═══ Material for this exercise ═══
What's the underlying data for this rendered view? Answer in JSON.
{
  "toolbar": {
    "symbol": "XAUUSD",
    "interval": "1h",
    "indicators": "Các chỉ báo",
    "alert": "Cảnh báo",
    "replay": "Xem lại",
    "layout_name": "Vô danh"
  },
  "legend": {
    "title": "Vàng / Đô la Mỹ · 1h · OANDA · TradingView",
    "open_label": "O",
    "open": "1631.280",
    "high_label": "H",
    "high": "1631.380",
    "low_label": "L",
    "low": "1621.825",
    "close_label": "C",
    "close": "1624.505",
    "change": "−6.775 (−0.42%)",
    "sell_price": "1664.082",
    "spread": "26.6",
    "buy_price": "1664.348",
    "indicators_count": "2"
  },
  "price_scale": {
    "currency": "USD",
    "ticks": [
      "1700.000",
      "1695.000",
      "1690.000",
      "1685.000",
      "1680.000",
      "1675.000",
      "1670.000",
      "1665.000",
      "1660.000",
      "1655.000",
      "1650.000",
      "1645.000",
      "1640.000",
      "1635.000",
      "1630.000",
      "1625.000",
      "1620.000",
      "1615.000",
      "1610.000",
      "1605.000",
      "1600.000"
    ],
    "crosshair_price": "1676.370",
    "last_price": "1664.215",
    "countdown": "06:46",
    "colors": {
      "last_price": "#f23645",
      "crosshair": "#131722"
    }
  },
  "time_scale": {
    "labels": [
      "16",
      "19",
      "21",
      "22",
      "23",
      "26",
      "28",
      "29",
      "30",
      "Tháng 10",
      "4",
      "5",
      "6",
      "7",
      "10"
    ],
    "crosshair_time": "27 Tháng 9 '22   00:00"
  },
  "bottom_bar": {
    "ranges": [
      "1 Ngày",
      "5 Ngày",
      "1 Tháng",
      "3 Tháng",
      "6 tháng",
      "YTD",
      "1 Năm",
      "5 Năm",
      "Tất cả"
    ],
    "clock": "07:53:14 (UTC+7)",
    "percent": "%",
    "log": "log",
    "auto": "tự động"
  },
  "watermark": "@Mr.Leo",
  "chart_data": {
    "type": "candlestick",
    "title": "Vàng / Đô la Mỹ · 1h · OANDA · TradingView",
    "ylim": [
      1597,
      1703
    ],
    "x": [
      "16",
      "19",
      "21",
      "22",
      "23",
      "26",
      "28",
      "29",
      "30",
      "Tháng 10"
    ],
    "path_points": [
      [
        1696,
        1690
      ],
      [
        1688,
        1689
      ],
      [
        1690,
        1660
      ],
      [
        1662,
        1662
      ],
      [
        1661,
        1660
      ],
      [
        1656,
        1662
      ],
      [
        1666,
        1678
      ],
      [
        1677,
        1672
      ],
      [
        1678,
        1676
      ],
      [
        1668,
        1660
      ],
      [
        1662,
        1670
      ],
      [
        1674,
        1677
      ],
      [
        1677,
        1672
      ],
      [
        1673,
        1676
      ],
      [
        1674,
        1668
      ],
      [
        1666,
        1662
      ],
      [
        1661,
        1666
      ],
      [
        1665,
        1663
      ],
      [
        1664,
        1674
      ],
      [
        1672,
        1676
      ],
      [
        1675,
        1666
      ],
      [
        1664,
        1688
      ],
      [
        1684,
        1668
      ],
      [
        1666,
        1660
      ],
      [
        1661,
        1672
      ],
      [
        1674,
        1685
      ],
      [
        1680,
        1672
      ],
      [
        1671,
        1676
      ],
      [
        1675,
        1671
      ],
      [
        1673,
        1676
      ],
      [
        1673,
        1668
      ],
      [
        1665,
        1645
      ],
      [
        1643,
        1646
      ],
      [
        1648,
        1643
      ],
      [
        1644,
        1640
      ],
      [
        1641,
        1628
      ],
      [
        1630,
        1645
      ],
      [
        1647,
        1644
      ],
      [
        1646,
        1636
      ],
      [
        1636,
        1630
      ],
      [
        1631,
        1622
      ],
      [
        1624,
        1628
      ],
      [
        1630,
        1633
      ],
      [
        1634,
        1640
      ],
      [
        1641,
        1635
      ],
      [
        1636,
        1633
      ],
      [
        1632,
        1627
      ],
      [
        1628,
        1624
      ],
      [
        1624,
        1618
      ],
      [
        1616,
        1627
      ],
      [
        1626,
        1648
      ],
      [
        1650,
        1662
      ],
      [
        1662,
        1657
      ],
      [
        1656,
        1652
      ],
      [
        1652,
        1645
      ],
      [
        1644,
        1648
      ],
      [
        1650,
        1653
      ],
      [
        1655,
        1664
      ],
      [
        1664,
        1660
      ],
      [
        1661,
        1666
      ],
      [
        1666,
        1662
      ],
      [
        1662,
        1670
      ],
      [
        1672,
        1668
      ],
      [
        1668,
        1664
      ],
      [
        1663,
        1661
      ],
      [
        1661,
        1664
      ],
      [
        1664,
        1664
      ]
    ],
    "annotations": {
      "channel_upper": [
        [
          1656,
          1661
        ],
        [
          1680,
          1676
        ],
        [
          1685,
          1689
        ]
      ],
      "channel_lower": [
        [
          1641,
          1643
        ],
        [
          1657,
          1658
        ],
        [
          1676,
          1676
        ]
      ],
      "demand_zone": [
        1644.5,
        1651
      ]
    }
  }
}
═══
Your task is to retype all the records above with nothing left out.

What's the underlying data for this rendered view? Answer in JSON.
{
  "toolbar": {
    "symbol": "XAUUSD",
    "interval": "1h",
    "indicators": "Các chỉ báo",
    "alert": "Cảnh báo",
    "replay": "Xem lại",
    "layout_name": "Vô danh"
  },
  "legend": {
    "title": "Vàng / Đô la Mỹ · 1h · OANDA · TradingView",
    "open_label": "O",
    "open": "1631.280",
    "high_label": "H",
    "high": "1631.380",
    "low_label": "L",
    "low": "1621.825",
    "close_label": "C",
    "close": "1624.505",
    "change": "−6.775 (−0.42%)",
    "sell_price": "1664.082",
    "spread": "26.6",
    "buy_price": "1664.348",
    "indicators_count": "2"
  },
  "price_scale": {
    "currency": "USD",
    "ticks": [
      "1700.000",
      "1695.000",
      "1690.000",
      "1685.000",
      "1680.000",
      "1675.000",
      "1670.000",
      "1665.000",
      "1660.000",
      "1655.000",
      "1650.000",
      "1645.000",
      "1640.000",
      "1635.000",
      "1630.000",
      "1625.000",
      "1620.000",
      "1615.000",
      "1610.000",
      "1605.000",
      "1600.000"
    ],
    "crosshair_price": "1676.370",
    "last_price": "1664.215",
    "countdown": "06:46",
    "colors": {
      "last_price": "#f23645",
      "crosshair": "#131722"
    }
  },
  "time_scale": {
    "labels": [
      "16",
      "19",
      "21",
      "22",
      "23",
      "26",
      "28",
      "29",
      "30",
      "Tháng 10",
      "4",
      "5",
      "6",
      "7",
      "10"
    ],
    "crosshair_time": "27 Tháng 9 '22   00:00"
  },
  "bottom_bar": {
    "ranges": [
      "1 Ngày",
      "5 Ngày",
      "1 Tháng",
      "3 Tháng",
      "6 tháng",
      "YTD",
      "1 Năm",
      "5 Năm",
      "Tất cả"
    ],
    "clock": "07:53:14 (UTC+7)",
    "percent": "%",
    "log": "log",
    "auto": "tự động"
  },
  "watermark": "@Mr.Leo",
  "chart_data": {
    "type": "candlestick",
    "title": "Vàng / Đô la Mỹ · 1h · OANDA · TradingView",
    "ylim": [
      1597,
      1703
    ],
    "x": [
      "16",
      "19",
      "21",
      "22",
      "23",
      "26",
      "28",
      "29",
      "30",
      "Tháng 10"
    ],
    "path_points": [
      [
        1696,
        1690
      ],
      [
        1688,
        1689
      ],
      [
        1690,
        1660
      ],
      [
        1662,
        1662
      ],
      [
        1661,
        1660
      ],
      [
        1656,
        1662
      ],
      [
        1666,
        1678
      ],
      [
        1677,
        1672
      ],
      [
        1678,
        1676
      ],
      [
        1668,
        1660
      ],
      [
        1662,
        1670
      ],
      [
        1674,
        1677
      ],
      [
        1677,
        1672
      ],
      [
        1673,
        1676
      ],
      [
        1674,
        1668
      ],
      [
        1666,
        1662
      ],
      [
        1661,
        1666
      ],
      [
        1665,
        1663
      ],
      [
        1664,
        1674
      ],
      [
        1672,
        1676
      ],
      [
        1675,
        1666
      ],
      [
        1664,
        1688
      ],
      [
        1684,
        1668
      ],
      [
        1666,
        1660
      ],
      [
        1661,
        1672
      ],
      [
        1674,
        1685
      ],
      [
        1680,
        1672
      ],
      [
        1671,
        1676
      ],
      [
        1675,
        1671
      ],
      [
        1673,
        1676
      ],
      [
        1673,
        1668
      ],
      [
        1665,
        1645
      ],
      [
        1643,
        1646
      ],
      [
        1648,
        1643
      ],
      [
        1644,
        1640
      ],
      [
        1641,
        1628
      ],
      [
        1630,
        1645
      ],
      [
        1647,
        1644
      ],
      [
        1646,
        1636
      ],
      [
        1636,
        1630
      ],
      [
        1631,
        1622
      ],
      [
        1624,
        1628
      ],
      [
        1630,
        1633
      ],
      [
        1634,
        1640
      ],
      [
        1641,
        1635
      ],
      [
        1636,
        1633
      ],
      [
        1632,
        1627
      ],
      [
        1628,
        1624
      ],
      [
        1624,
        1618
      ],
      [
        1616,
        1627
      ],
      [
        1626,
        1648
      ],
      [
        1650,
        1662
      ],
      [
        1662,
        1657
      ],
      [
        1656,
        1652
      ],
      [
        1652,
        1645
      ],
      [
        1644,
        1648
      ],
      [
        1650,
        1653
      ],
      [
        1655,
        1664
      ],
      [
        1664,
        1660
      ],
      [
        1661,
        1666
      ],
      [
        1666,
        1662
      ],
      [
        1662,
        1670
      ],
      [
        1672,
        1668
      ],
      [
        1668,
        1664
      ],
      [
        1663,
        1661
      ],
      [
        1661,
        1664
      ],
      [
        1664,
        1664
      ]
    ],
    "annotations": {
      "channel_upper": [
        [
          1656,
          1661
        ],
        [
          1680,
          1676
        ],
        [
          1685,
          1689
        ]
      ],
      "channel_lower": [
        [
          1641,
          1643
        ],
        [
          1657,
          1658
        ],
        [
          1676,
          1676
        ]
      ],
      "demand_zone": [
        1644.5,
        1651
      ]
    }
  }
}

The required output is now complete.